_PROVIDED TEXT_
+---+

7.10. Conclusions on security of supply

  1. The Project will support UK electricity system adequacy and dependability.
  2. Section 7.7 showed an analysis of the capacity utilisation of offshore wind as a technology class, and Section 7.6 described the measures required of offshore wind to support system operability due to its connection to the NETS.
  3. Growth in offshore wind capacities, and other renewable technologies, is expected to improve the dependability of those assets as a combined portfolio, and this is expected to reduce further any integration costs associated with such growth.
  4. Connection to the transmission system is of significant importance, enabling an unencumbered and efficient transfer of bulk power across the country, in order to supply electricity whenever and wherever it is needed. The Project’s two separate points of connection are also beneficial from both system reinforcement and system operability cost perspectives.
  5. Connection of the second phase of the Project’s is currently scheduled for 2031. It is likely that the Project will in its worst (latest) case be connectable at the same as the leading ScotWind projects and therefore should be progressed as a low or no regret option.
  6. Global expertise in the operation of electricity systems with high proportions of RES is growing. Offshore wind assets are increasingly able to provide important system services themselves, and integration assets (such as batteries) are being deployed to do the same, as well as to manage short-term supply / demand volatility.
  7. Technologies which help the integration of renewable assets to the grid are being developed and are already in operation in GB.
  8. Consenting the Project, would contribute to an adequate and dependable Scottish and GB generation mix, through enabling the generation of more low carbon power from indigenous and renewable resources, and would enable the Project to make a significant contribution to Scottish and wider UK energy security and decarbonisation needs.

+---+

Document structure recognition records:
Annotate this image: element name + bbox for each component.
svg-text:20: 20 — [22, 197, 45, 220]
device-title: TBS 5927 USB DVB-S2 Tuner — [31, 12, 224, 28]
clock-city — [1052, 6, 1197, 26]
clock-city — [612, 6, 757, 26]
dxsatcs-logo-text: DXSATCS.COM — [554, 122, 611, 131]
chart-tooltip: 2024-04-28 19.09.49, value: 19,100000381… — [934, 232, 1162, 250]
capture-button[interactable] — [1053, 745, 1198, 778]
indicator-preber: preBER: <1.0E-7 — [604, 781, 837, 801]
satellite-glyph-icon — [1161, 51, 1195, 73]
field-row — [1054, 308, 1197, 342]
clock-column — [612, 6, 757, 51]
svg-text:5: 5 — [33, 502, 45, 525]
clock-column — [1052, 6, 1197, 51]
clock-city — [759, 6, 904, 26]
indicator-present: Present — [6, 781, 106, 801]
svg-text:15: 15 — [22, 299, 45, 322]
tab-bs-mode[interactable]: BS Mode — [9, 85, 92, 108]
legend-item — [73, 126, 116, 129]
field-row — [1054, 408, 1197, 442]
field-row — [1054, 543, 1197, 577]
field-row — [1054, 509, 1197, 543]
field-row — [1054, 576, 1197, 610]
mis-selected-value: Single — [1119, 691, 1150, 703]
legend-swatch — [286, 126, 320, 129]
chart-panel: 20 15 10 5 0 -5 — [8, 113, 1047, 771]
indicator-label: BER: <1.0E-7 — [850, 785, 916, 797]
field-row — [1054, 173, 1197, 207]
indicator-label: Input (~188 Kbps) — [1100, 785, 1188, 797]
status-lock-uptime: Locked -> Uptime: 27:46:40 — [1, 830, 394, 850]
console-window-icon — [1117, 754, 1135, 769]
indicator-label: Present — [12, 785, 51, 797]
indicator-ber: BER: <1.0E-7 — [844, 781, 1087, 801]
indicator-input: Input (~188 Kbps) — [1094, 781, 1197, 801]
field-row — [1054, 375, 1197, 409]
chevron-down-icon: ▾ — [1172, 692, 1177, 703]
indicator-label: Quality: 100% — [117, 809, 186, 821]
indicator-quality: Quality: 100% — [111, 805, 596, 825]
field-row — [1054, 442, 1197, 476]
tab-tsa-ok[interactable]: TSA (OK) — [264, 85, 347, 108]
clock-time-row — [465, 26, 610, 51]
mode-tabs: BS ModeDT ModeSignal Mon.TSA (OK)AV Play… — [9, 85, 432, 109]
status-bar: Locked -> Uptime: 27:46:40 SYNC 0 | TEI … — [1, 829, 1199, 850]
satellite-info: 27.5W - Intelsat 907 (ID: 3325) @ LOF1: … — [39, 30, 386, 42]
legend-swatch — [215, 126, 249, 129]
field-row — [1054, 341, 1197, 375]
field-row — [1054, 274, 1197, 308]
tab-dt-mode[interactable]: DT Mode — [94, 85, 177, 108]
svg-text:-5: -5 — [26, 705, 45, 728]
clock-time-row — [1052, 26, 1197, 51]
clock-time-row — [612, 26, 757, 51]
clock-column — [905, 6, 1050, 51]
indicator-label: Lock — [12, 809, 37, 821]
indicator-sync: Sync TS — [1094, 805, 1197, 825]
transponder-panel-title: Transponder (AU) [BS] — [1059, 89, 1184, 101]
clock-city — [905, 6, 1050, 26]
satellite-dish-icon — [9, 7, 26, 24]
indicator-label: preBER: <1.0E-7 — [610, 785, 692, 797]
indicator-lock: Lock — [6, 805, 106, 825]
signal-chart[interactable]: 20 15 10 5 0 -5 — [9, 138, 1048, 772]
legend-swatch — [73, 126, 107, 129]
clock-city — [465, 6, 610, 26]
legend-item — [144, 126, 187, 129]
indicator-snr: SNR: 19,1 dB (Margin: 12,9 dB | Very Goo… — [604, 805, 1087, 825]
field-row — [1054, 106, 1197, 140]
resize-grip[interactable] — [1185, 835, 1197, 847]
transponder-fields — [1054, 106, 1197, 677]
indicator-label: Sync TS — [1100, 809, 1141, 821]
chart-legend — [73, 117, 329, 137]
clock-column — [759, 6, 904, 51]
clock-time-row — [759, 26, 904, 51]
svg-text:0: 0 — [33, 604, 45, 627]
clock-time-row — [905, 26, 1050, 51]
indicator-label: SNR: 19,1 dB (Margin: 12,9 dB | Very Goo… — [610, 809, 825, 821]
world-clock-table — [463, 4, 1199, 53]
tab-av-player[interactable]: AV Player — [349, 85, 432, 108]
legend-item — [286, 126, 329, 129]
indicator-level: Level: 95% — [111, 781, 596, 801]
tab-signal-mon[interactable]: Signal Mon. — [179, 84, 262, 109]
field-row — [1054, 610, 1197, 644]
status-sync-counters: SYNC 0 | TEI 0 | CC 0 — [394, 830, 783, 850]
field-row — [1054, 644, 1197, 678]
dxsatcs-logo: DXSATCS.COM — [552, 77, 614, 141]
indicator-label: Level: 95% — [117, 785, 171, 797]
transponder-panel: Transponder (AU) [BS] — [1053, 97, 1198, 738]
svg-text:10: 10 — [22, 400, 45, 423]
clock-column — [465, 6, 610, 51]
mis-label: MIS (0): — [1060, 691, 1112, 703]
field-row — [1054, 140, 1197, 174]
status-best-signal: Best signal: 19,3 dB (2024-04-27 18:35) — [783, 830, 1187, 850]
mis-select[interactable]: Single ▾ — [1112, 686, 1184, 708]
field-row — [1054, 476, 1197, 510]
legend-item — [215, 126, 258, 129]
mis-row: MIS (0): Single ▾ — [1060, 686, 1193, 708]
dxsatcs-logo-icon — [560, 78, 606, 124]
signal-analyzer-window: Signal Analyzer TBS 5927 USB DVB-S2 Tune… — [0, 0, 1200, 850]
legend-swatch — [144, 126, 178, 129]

+---+

_TASKS TO COMPLETE_
[1] According to the conclusions on security of supply, in what year is connection of the Project's second phase currently scheduled?
[2] Copy the conclusions on security of supply between "3. Growth in" and "no regret option.", inclusive.
These records were taken from a different source than the text.

_RESPONSES IN ORDER_
[1] 2031

[2]
3. Growth in offshore wind capacities, and other renewable technologies, is expected to improve the dependability of those assets as a combined portfolio, and this is expected to reduce further any integration costs associated with such growth.
  4. Connection to the transmission system is of significant importance, enabling an unencumbered and efficient transfer of bulk power across the country, in order to supply electricity whenever and wherever it is needed. The Project’s two separate points of connection are also beneficial from both system reinforcement and system operability cost perspectives.
  5. Connection of the second phase of the Project’s is currently scheduled for 2031. It is likely that the Project will in its worst (latest) case be connectable at the same as the leading ScotWind projects and therefore should be progressed as a low or no regret option.